[Start of Reading passage]

Skip to content

EKostinoudis/Carla_Autonomous_Driving

Repository files navigation

Carla Autonomous Driving

Paper

The repository contains the code for the paper:

Optimizing Pretrained Transformers for Autonomous Driving by Vasileios Kochliaridis, Evangelos Kostinoudis, Ioannis Vlahavas

Description

This repository contains code to train a agent in the Carla simulator. Specifically, we use both Imitation Learning (IL) and Reinforcement Learning (RL) techniques to train an agent. The objective it to use IL to train a basic agent and the RL to fine tune it in order to achieve better performance.

Model Architectures

This repository supports only the CIL++ architecture for the agent (with many variations). To use this model, you must download it from the link (_results.tar.gz) that is provided in the GitHub repo. After that you must extract the data in the models/CILv2_multiview/_results folder. You can use the commands:

mkdir -p models/CILv2_multiview/_results
tar -zxvf _results.tar.gz -C models/CILv2_multiview/_results

Using other model

If you want to use the environment to train your model, take a look at CILv2_env which is the environment for the CIL++ architecture.

We recommend to use a wrapper class (like in the CILv2_sub_env) to run the environment in a separate process to avoid ending the training when the Carla server crashes. To do this just copy this file and change the environment class.

You also need to modify the training scripts in order to use your model.

Training

As we previously mentioned, there are two training faces:

  1. Imitation Learning
  2. Reinforcement Leaning

In both cases you must install the requirements that we provide. In order to do this, we recommend to create first a Python 3.10 virtual environment (with the program of chaise). Then use pip install the requirements with the command:

pip install -r requirements.txt

Imitation Learning

There are two options for the IL training. These options are:

  1. policy_head_training.py which uses the DataParallel to train the model.
  2. policy_head_training_accelerate.py which uses the Accelerate library to train the model. These library uses Distributed Data Parallel in the background. This is the recommended option!

Both these option can be configured using the configuration file IL_CIL_multiview_actor_critic.yaml.

We provide the script for an easier execution of the training (works only for the 2nd option with the Accelerate library). In order to launch the training run:

bash train/launch_policy_head_training_accelerate.sh

Also you can provide flags of the python script in this bash script, for example:

bash train/launch_policy_head_training_accelerate.sh --clean --all-weights

The data that we used in this phase are the data provided in the CIL++ repository. Specially, we used the part 7-14 for the training. Also, we used to part 6 for the evaluation, but we recommend to use other or more data for a proper evaluation.

[End of Reading passage]
[Start of Given data]

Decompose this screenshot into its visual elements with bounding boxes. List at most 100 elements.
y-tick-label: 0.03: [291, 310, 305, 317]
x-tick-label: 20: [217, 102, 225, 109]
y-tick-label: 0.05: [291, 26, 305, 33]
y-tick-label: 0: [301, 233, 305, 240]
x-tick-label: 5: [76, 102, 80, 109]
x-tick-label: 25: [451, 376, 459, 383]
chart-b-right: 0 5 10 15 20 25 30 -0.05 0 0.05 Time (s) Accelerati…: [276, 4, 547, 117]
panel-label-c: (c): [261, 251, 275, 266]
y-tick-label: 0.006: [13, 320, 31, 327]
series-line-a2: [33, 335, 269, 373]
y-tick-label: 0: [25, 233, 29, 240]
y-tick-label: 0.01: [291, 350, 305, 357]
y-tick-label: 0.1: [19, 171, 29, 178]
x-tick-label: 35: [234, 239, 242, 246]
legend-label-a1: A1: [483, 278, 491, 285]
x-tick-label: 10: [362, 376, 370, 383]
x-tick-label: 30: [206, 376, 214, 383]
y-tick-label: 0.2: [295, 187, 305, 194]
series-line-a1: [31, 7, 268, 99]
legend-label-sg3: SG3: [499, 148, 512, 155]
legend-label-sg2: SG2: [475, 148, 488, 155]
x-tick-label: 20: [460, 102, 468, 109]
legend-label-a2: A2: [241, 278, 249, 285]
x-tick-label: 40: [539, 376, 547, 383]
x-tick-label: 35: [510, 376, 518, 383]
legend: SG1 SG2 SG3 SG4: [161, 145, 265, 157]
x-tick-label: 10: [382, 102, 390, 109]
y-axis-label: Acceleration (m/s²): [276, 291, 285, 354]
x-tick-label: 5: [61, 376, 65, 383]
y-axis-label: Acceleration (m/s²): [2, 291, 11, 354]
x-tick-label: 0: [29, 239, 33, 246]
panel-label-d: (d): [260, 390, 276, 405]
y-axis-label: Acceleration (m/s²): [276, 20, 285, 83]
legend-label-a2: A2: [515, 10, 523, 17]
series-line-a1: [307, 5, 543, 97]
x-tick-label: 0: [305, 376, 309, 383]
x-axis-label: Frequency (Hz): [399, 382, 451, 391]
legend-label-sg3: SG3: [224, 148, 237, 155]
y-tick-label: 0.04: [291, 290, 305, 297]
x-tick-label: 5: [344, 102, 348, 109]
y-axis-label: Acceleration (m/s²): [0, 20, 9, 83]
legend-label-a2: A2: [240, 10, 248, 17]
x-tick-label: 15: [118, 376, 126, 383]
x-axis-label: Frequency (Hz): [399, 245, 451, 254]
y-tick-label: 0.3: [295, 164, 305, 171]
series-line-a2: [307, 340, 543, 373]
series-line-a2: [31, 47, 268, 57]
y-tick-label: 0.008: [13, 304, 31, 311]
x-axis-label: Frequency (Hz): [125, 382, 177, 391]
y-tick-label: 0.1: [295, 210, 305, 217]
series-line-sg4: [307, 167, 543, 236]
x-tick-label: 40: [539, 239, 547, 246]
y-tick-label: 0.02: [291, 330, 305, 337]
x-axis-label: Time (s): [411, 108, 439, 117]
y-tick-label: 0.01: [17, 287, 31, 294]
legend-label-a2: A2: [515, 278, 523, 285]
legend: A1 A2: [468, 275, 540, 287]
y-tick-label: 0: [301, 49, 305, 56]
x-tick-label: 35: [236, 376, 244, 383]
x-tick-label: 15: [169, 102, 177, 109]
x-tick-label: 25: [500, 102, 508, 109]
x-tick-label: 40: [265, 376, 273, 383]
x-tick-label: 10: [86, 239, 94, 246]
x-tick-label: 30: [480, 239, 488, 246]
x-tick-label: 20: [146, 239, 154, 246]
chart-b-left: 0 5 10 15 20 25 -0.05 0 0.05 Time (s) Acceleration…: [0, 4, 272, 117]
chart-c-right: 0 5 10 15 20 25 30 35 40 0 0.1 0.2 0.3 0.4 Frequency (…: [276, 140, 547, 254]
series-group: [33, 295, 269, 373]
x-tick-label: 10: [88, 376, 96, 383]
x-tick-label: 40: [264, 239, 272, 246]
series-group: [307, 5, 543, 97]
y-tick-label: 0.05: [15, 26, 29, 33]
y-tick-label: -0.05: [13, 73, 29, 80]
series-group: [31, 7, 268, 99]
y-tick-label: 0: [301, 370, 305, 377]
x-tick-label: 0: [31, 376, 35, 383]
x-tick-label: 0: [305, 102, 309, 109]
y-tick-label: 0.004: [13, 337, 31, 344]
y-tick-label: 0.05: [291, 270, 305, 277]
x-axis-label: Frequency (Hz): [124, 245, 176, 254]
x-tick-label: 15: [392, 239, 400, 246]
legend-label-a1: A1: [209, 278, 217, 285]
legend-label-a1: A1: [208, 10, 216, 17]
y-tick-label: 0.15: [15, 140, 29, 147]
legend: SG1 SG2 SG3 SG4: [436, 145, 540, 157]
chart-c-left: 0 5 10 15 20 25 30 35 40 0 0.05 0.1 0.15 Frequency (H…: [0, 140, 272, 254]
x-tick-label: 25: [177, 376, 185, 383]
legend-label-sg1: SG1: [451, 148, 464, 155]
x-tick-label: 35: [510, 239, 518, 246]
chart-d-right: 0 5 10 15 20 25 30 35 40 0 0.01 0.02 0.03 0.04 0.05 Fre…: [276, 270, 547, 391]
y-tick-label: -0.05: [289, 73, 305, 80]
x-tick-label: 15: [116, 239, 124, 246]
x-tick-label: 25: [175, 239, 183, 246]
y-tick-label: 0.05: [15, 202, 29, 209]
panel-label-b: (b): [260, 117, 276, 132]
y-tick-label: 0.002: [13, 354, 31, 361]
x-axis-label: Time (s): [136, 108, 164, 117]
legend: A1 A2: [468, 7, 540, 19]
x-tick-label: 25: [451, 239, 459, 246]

[End of Given data]

Challenges =
A - Duplicate the Carla autonomous driving README above, everything from "mkdir -p models/CILv2_multiview/_results" down to "the CIL++ architecture.".
B - In the Carla autonomous driving README, what Python version is recommended for the virtual environment used to install the requirements?

Worked solutions =
A -
mkdir -p models/CILv2_multiview/_results
tar -zxvf _results.tar.gz -C models/CILv2_multiview/_results

Using other model

If you want to use the environment to train your model, take a look at CILv2_env which is the environment for the CIL++ architecture.

B - Python 3.10